Quote the records in full and leave their pictures out.

*Items listed in a dataset:*
··········

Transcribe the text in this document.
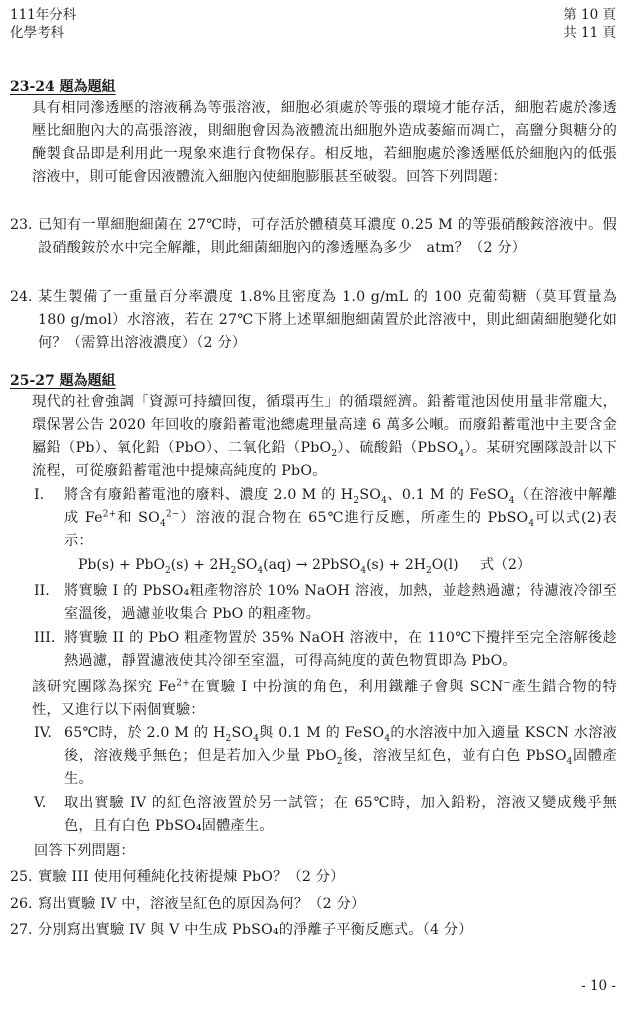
111年分科
化學考科
第 10 頁
共 11 頁
23-24 題為題組
具有相同滲透壓的溶液稱為等張溶液，細胞必須處於等張的環境才能存活，細胞若處於滲透壓比細胞內大的高張溶液，則細胞會因為液體流出細胞外造成萎縮而凋亡，高鹽分與糖分的醃製食品即是利用此一現象來進行食物保存。相反地，若細胞處於滲透壓低於細胞內的低張溶液中，則可能會因液體流入細胞內使細胞膨脹甚至破裂。回答下列問題：
23. 已知有一單細胞細菌在 27℃時，可存活於體積莫耳濃度 0.25 M 的等張硝酸銨溶液中。假設硝酸銨於水中完全解離，則此細菌細胞內的滲透壓為多少　atm？（2 分）
24. 某生製備了一重量百分率濃度 1.8%且密度為 1.0 g/mL 的 100 克葡萄糖（莫耳質量為 180 g/mol）水溶液，若在 27℃下將上述單細胞細菌置於此溶液中，則此細菌細胞變化如何？（需算出溶液濃度）（2 分）
25-27 題為題組
現代的社會強調「資源可持續回復，循環再生」的循環經濟。鉛蓄電池因使用量非常龐大，環保署公告 2020 年回收的廢鉛蓄電池總處理量高達 6 萬多公噸。而廢鉛蓄電池中主要含金屬鉛（Pb）、氧化鉛（PbO）、二氧化鉛（PbO$_2$）、硫酸鉛（PbSO$_4$）。某研究團隊設計以下流程，可從廢鉛蓄電池中提煉高純度的 PbO。
I. 將含有廢鉛蓄電池的廢料、濃度 2.0 M 的 $H_2SO_4$、0.1 M 的 FeSO$_4$（在溶液中解離成 $Fe^{2+}$和 $SO_4^{2-}$）溶液的混合物在 65℃進行反應，所產生的 PbSO$_4$可以式(2)表示：
$Pb(s) + PbO_2(s) + 2H_2SO_4(aq)$ → 2PbSO$_4$(s) + $2H_2O(l)$ 式（2）
II. 將實驗 I 的 PbSO₄粗產物溶於 10% NaOH 溶液，加熱，並趁熱過濾；待濾液冷卻至室溫後，過濾並收集合 PbO 的粗產物。
III. 將實驗 II 的 PbO 粗產物置於 35% NaOH 溶液中，在 110℃下攪拌至完全溶解後趁熱過濾，靜置濾液使其冷卻至室溫，可得高純度的黃色物質即為 PbO。
該研究團隊為探究 $Fe^{2+}$在實驗 I 中扮演的角色，利用鐵離子會與 SCN−產生錯合物的特性，又進行以下兩個實驗：
IV. 65℃時，於 2.0 M 的 $H_2SO_4$與 0.1 M 的 FeSO$_4$的水溶液中加入適量 KSCN 水溶液後，溶液幾乎無色；但是若加入少量 PbO$_2$後，溶液呈紅色，並有白色 PbSO$_4$固體產生。
V. 取出實驗 IV 的紅色溶液置於另一試管；在 65℃時，加入鉛粉，溶液又變成幾乎無色，且有白色 PbSO₄固體產生。
回答下列問題：
25. 實驗 III 使用何種純化技術提煉 PbO？（2 分）
26. 寫出實驗 IV 中，溶液呈紅色的原因為何？（2 分）
27. 分別寫出實驗 IV 與 V 中生成 PbSO₄的淨離子平衡反應式。（4 分）
- 10 -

··········

*Completed task:*
Transcribe the text in this document.
111年分科
化學考科
第 10 頁
共 11 頁
23-24 題為題組
具有相同滲透壓的溶液稱為等張溶液，細胞必須處於等張的環境才能存活，細胞若處於滲透壓比細胞內大的高張溶液，則細胞會因為液體流出細胞外造成萎縮而凋亡，高鹽分與糖分的醃製食品即是利用此一現象來進行食物保存。相反地，若細胞處於滲透壓低於細胞內的低張溶液中，則可能會因液體流入細胞內使細胞膨脹甚至破裂。回答下列問題：
23. 已知有一單細胞細菌在 27℃時，可存活於體積莫耳濃度 0.25 M 的等張硝酸銨溶液中。假設硝酸銨於水中完全解離，則此細菌細胞內的滲透壓為多少　atm？（2 分）
24. 某生製備了一重量百分率濃度 1.8%且密度為 1.0 g/mL 的 100 克葡萄糖（莫耳質量為 180 g/mol）水溶液，若在 27℃下將上述單細胞細菌置於此溶液中，則此細菌細胞變化如何？（需算出溶液濃度）（2 分）
25-27 題為題組
現代的社會強調「資源可持續回復，循環再生」的循環經濟。鉛蓄電池因使用量非常龐大，環保署公告 2020 年回收的廢鉛蓄電池總處理量高達 6 萬多公噸。而廢鉛蓄電池中主要含金屬鉛（Pb）、氧化鉛（PbO）、二氧化鉛（PbO$_2$）、硫酸鉛（PbSO$_4$）。某研究團隊設計以下流程，可從廢鉛蓄電池中提煉高純度的 PbO。
I. 將含有廢鉛蓄電池的廢料、濃度 2.0 M 的 $H_2SO_4$、0.1 M 的 FeSO$_4$（在溶液中解離成 $Fe^{2+}$和 $SO_4^{2-}$）溶液的混合物在 65℃進行反應，所產生的 PbSO$_4$可以式(2)表示：
$Pb(s) + PbO_2(s) + 2H_2SO_4(aq)$ → 2PbSO$_4$(s) + $2H_2O(l)$ 式（2）
II. 將實驗 I 的 PbSO₄粗產物溶於 10% NaOH 溶液，加熱，並趁熱過濾；待濾液冷卻至室溫後，過濾並收集合 PbO 的粗產物。
III. 將實驗 II 的 PbO 粗產物置於 35% NaOH 溶液中，在 110℃下攪拌至完全溶解後趁熱過濾，靜置濾液使其冷卻至室溫，可得高純度的黃色物質即為 PbO。
該研究團隊為探究 $Fe^{2+}$在實驗 I 中扮演的角色，利用鐵離子會與 SCN−產生錯合物的特性，又進行以下兩個實驗：
IV. 65℃時，於 2.0 M 的 $H_2SO_4$與 0.1 M 的 FeSO$_4$的水溶液中加入適量 KSCN 水溶液後，溶液幾乎無色；但是若加入少量 PbO$_2$後，溶液呈紅色，並有白色 PbSO$_4$固體產生。
V. 取出實驗 IV 的紅色溶液置於另一試管；在 65℃時，加入鉛粉，溶液又變成幾乎無色，且有白色 PbSO₄固體產生。
回答下列問題：
25. 實驗 III 使用何種純化技術提煉 PbO？（2 分）
26. 寫出實驗 IV 中，溶液呈紅色的原因為何？（2 分）
27. 分別寫出實驗 IV 與 V 中生成 PbSO₄的淨離子平衡反應式。（4 分）
- 10 -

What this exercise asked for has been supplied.